### Work instructions
Please copy each line of the listing that includes the string "color".

### Provided entries
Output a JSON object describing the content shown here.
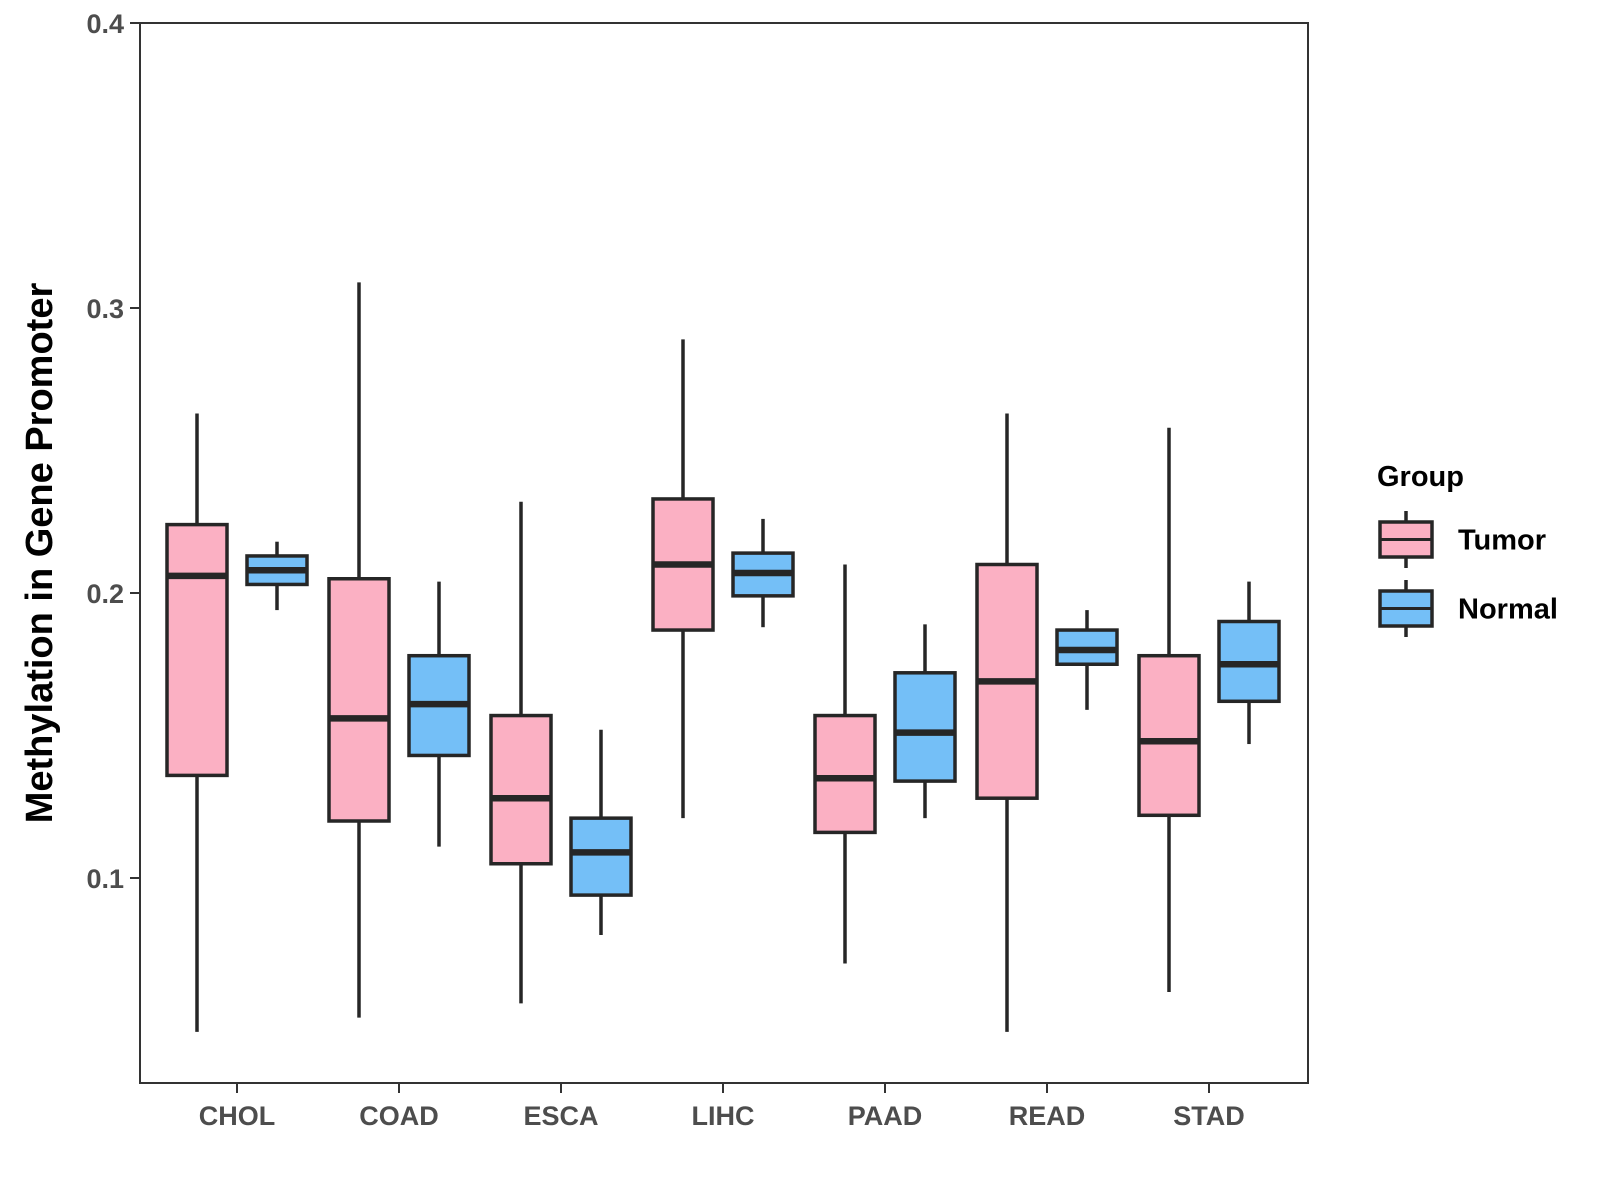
{
  "chart_data": {
    "type": "boxplot",
    "title": "",
    "xlabel": "",
    "ylabel": "Methylation in Gene Promoter",
    "ylim": [
      0.03,
      0.4
    ],
    "yticks": [
      0.1,
      0.2,
      0.3,
      0.4
    ],
    "ytick_labels": [
      "0.1",
      "0.2",
      "0.3",
      "0.4"
    ],
    "grid": false,
    "categories": [
      "CHOL",
      "COAD",
      "ESCA",
      "LIHC",
      "PAAD",
      "READ",
      "STAD"
    ],
    "legend": {
      "title": "Group",
      "position": "right",
      "entries": [
        {
          "name": "Tumor",
          "color": "#fbb0c3"
        },
        {
          "name": "Normal",
          "color": "#74bff7"
        }
      ]
    },
    "series": [
      {
        "name": "Tumor",
        "color": "#fbb0c3",
        "boxes": [
          {
            "min": 0.046,
            "q1": 0.136,
            "median": 0.206,
            "q3": 0.224,
            "max": 0.263
          },
          {
            "min": 0.051,
            "q1": 0.12,
            "median": 0.156,
            "q3": 0.205,
            "max": 0.309
          },
          {
            "min": 0.056,
            "q1": 0.105,
            "median": 0.128,
            "q3": 0.157,
            "max": 0.232
          },
          {
            "min": 0.121,
            "q1": 0.187,
            "median": 0.21,
            "q3": 0.233,
            "max": 0.289
          },
          {
            "min": 0.07,
            "q1": 0.116,
            "median": 0.135,
            "q3": 0.157,
            "max": 0.21
          },
          {
            "min": 0.046,
            "q1": 0.128,
            "median": 0.169,
            "q3": 0.21,
            "max": 0.263
          },
          {
            "min": 0.06,
            "q1": 0.122,
            "median": 0.148,
            "q3": 0.178,
            "max": 0.258
          }
        ]
      },
      {
        "name": "Normal",
        "color": "#74bff7",
        "boxes": [
          {
            "min": 0.194,
            "q1": 0.203,
            "median": 0.208,
            "q3": 0.213,
            "max": 0.218
          },
          {
            "min": 0.111,
            "q1": 0.143,
            "median": 0.161,
            "q3": 0.178,
            "max": 0.204
          },
          {
            "min": 0.08,
            "q1": 0.094,
            "median": 0.109,
            "q3": 0.121,
            "max": 0.152
          },
          {
            "min": 0.188,
            "q1": 0.199,
            "median": 0.207,
            "q3": 0.214,
            "max": 0.226
          },
          {
            "min": 0.121,
            "q1": 0.134,
            "median": 0.151,
            "q3": 0.172,
            "max": 0.189
          },
          {
            "min": 0.159,
            "q1": 0.175,
            "median": 0.18,
            "q3": 0.187,
            "max": 0.194
          },
          {
            "min": 0.147,
            "q1": 0.162,
            "median": 0.175,
            "q3": 0.19,
            "max": 0.204
          }
        ]
      }
    ]
  }
}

### Solution for this exercise
          "color": "#fbb0c3"
          "color": "#74bff7"
        "color": "#fbb0c3",
        "color": "#74bff7",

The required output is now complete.